● Directions for this task
Filter the records for lines holding the string "distant".

####

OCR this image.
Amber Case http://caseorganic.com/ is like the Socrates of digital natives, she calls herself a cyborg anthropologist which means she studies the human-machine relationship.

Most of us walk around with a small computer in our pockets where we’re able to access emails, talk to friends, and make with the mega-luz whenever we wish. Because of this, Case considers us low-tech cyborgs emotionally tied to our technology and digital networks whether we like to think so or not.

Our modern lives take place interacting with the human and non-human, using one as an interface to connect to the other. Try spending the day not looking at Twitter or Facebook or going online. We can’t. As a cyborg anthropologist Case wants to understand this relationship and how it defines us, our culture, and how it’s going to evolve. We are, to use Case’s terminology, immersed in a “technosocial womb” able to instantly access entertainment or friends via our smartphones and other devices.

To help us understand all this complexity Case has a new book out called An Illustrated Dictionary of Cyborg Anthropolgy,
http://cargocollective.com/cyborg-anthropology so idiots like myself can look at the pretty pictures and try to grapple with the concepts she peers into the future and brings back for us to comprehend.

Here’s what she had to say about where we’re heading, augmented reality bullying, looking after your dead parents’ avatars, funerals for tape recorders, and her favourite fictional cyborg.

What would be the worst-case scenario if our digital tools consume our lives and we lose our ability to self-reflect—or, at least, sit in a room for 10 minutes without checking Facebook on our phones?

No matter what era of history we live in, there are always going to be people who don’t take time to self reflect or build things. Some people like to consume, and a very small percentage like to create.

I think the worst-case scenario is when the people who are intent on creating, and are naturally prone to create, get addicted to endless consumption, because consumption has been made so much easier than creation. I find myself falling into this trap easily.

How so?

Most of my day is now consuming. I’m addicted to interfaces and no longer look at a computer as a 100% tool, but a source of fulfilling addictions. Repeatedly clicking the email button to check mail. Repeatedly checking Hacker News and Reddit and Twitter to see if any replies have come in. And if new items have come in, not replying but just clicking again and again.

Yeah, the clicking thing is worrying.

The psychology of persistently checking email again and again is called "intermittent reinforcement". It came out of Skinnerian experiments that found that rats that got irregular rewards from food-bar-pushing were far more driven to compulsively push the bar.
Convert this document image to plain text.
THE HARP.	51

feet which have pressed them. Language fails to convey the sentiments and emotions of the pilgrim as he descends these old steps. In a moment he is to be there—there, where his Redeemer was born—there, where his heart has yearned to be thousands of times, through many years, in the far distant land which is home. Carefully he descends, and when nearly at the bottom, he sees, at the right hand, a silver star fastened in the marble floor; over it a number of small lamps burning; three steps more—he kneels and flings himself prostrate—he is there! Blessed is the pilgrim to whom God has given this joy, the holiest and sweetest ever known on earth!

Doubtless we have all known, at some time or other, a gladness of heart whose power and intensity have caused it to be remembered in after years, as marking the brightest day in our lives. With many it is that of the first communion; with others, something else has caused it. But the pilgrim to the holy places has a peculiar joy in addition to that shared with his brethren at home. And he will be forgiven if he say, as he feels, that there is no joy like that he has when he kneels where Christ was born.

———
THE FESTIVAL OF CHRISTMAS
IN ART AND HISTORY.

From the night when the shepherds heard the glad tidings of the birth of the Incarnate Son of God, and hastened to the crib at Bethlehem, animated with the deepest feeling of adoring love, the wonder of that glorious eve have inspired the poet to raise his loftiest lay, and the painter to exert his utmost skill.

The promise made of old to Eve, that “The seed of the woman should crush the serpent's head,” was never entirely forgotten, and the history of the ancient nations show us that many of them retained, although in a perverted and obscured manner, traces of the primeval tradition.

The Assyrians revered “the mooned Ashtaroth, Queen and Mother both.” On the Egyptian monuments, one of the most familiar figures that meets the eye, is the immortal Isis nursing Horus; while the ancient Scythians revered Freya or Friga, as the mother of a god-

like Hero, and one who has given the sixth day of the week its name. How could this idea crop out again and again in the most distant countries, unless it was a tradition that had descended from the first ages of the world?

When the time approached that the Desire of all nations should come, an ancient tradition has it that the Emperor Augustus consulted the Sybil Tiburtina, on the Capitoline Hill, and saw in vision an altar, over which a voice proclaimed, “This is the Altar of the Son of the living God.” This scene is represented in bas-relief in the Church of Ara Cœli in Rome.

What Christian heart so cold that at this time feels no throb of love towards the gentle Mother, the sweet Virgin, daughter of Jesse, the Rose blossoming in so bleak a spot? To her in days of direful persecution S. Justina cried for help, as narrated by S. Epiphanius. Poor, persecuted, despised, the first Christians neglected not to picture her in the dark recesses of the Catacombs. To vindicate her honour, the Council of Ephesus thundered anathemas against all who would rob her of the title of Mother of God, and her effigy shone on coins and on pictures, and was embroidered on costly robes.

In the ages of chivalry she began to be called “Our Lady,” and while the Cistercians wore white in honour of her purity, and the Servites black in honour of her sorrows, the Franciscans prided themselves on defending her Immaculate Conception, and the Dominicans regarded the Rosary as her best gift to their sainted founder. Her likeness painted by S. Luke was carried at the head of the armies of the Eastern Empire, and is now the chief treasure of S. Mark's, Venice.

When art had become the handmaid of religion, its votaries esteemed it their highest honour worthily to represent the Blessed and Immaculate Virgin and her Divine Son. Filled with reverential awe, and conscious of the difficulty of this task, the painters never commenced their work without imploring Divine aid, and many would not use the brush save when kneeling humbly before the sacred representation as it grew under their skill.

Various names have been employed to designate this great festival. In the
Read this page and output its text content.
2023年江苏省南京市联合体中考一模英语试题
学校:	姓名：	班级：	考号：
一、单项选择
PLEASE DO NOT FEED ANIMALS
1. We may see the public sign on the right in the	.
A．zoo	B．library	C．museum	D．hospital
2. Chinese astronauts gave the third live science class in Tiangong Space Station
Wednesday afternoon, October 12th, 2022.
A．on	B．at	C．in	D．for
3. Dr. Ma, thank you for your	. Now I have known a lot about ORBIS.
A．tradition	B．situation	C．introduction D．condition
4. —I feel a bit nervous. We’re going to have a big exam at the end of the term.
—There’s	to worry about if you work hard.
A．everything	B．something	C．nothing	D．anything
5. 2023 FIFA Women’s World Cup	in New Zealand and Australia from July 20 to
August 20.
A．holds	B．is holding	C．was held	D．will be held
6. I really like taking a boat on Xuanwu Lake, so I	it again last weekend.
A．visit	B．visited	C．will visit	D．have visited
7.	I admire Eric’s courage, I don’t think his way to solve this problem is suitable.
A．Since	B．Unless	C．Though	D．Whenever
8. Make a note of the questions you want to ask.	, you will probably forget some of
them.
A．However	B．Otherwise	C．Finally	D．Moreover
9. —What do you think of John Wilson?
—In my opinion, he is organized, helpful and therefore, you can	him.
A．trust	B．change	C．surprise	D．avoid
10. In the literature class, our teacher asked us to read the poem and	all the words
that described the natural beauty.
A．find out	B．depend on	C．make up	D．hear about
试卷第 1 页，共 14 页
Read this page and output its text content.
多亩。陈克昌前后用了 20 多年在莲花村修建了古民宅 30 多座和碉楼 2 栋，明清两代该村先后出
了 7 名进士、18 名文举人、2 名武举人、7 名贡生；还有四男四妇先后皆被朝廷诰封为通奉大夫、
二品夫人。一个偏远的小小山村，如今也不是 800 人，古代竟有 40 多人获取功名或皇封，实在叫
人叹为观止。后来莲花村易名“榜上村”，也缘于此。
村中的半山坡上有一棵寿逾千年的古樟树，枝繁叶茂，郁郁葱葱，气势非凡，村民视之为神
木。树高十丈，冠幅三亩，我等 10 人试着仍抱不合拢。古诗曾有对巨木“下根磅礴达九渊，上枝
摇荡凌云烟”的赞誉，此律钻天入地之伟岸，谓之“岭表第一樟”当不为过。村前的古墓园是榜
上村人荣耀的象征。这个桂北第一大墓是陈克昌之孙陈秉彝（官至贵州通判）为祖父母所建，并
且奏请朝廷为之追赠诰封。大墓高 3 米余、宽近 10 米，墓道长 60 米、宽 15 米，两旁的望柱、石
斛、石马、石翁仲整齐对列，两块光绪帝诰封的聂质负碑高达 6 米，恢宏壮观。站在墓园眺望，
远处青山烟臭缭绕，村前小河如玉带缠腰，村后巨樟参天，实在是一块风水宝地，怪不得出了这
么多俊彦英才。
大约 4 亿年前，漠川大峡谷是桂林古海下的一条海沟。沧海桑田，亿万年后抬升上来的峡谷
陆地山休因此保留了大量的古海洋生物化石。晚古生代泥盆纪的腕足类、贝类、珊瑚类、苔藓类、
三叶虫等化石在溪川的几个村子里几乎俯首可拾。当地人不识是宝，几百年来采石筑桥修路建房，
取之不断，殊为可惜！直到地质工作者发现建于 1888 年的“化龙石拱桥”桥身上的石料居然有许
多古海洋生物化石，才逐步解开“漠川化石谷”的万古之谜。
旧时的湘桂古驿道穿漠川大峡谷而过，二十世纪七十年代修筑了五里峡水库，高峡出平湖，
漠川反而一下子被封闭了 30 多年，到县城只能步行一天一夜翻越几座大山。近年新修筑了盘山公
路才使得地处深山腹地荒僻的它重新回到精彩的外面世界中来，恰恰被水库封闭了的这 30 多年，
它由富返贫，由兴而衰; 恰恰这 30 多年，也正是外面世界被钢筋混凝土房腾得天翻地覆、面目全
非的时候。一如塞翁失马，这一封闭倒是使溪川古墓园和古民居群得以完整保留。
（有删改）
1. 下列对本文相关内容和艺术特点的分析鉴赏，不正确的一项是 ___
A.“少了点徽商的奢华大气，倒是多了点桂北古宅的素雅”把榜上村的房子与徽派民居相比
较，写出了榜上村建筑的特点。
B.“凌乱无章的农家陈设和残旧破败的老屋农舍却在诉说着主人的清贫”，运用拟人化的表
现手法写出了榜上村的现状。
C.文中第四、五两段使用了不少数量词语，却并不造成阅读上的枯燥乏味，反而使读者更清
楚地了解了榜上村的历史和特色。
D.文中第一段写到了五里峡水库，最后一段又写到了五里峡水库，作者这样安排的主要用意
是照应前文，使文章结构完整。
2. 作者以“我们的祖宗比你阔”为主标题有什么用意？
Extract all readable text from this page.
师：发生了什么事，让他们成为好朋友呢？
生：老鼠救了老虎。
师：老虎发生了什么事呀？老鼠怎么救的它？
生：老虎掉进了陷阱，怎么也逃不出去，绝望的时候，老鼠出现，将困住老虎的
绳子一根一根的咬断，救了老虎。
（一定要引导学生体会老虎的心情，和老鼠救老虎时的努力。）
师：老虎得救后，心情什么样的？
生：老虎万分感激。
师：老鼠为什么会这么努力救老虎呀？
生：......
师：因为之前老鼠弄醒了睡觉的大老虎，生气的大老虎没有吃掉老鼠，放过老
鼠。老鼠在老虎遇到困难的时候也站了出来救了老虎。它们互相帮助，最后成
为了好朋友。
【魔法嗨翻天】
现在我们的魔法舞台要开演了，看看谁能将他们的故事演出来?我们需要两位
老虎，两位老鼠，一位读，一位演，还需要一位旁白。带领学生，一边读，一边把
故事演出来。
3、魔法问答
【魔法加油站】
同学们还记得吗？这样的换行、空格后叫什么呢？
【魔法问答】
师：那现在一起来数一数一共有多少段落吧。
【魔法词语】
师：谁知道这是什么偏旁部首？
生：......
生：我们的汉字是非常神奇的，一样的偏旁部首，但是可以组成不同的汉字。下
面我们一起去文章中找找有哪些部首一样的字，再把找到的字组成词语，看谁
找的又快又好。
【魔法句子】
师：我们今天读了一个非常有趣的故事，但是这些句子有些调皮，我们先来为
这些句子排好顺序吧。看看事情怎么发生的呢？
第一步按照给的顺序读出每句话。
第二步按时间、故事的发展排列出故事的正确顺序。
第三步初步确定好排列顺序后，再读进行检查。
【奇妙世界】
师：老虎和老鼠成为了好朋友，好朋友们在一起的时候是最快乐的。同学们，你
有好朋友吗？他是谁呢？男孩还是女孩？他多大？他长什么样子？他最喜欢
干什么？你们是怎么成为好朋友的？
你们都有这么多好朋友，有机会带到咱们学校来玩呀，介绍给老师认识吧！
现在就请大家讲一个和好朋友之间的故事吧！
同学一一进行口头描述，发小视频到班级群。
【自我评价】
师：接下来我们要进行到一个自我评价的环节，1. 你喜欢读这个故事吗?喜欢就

####

● Result of this exercise
feet which have pressed them. Language fails to convey the sentiments and emotions of the pilgrim as he descends these old steps. In a moment he is to be there—there, where his Redeemer was born—there, where his heart has yearned to be thousands of times, through many years, in the far distant land which is home. Carefully he descends, and when nearly at the bottom, he sees, at the right hand, a silver star fastened in the marble floor; over it a number of small lamps burning; three steps more—he kneels and flings himself prostrate—he is there! Blessed is the pilgrim to whom God has given this joy, the holiest and sweetest ever known on earth!
like Hero, and one who has given the sixth day of the week its name. How could this idea crop out again and again in the most distant countries, unless it was a tradition that had descended from the first ages of the world?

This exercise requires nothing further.